The request » Check each line of the records for "System"; collect those that have it.

Recorded data »
● ● ● ● ● ● ●
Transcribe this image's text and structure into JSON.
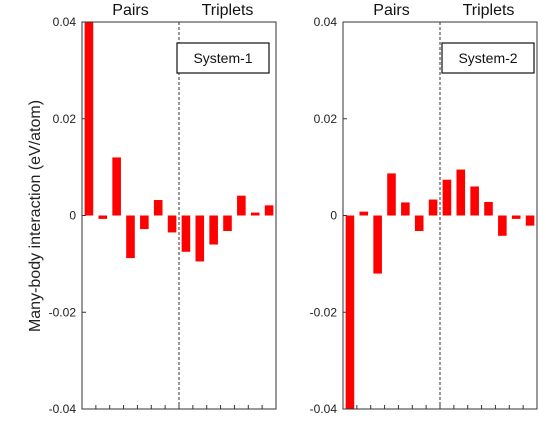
{
  "ylabel": "Many-body interaction (eV/atom)",
  "bar_color": "#ff0000",
  "chart_data": [
    {
      "type": "bar",
      "panel_label": "System-1",
      "group_labels": [
        "Pairs",
        "Triplets"
      ],
      "pairs_count": 7,
      "ylim": [
        -0.04,
        0.04
      ],
      "yticks": [
        0.04,
        0.02,
        0,
        -0.02,
        -0.04
      ],
      "ytick_labels": [
        "0.04",
        "0.02",
        "0",
        "-0.02",
        "-0.04"
      ],
      "values": [
        0.04,
        -0.0007,
        0.012,
        -0.0088,
        -0.0028,
        0.0032,
        -0.0035,
        -0.0075,
        -0.0095,
        -0.006,
        -0.0032,
        0.0041,
        0.0006,
        0.0021
      ]
    },
    {
      "type": "bar",
      "panel_label": "System-2",
      "group_labels": [
        "Pairs",
        "Triplets"
      ],
      "pairs_count": 7,
      "ylim": [
        -0.04,
        0.04
      ],
      "yticks": [
        0.04,
        0.02,
        0,
        -0.02,
        -0.04
      ],
      "ytick_labels": [
        "0.04",
        "0.02",
        "0",
        "-0.02",
        "-0.04"
      ],
      "values": [
        -0.04,
        0.0008,
        -0.012,
        0.0087,
        0.0027,
        -0.0032,
        0.0033,
        0.0074,
        0.0095,
        0.006,
        0.0028,
        -0.0042,
        -0.0007,
        -0.0021
      ]
    }
  ]
}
● ● ● ● ● ● ●
Full response »
      "panel_label": "System-1",
      "panel_label": "System-2",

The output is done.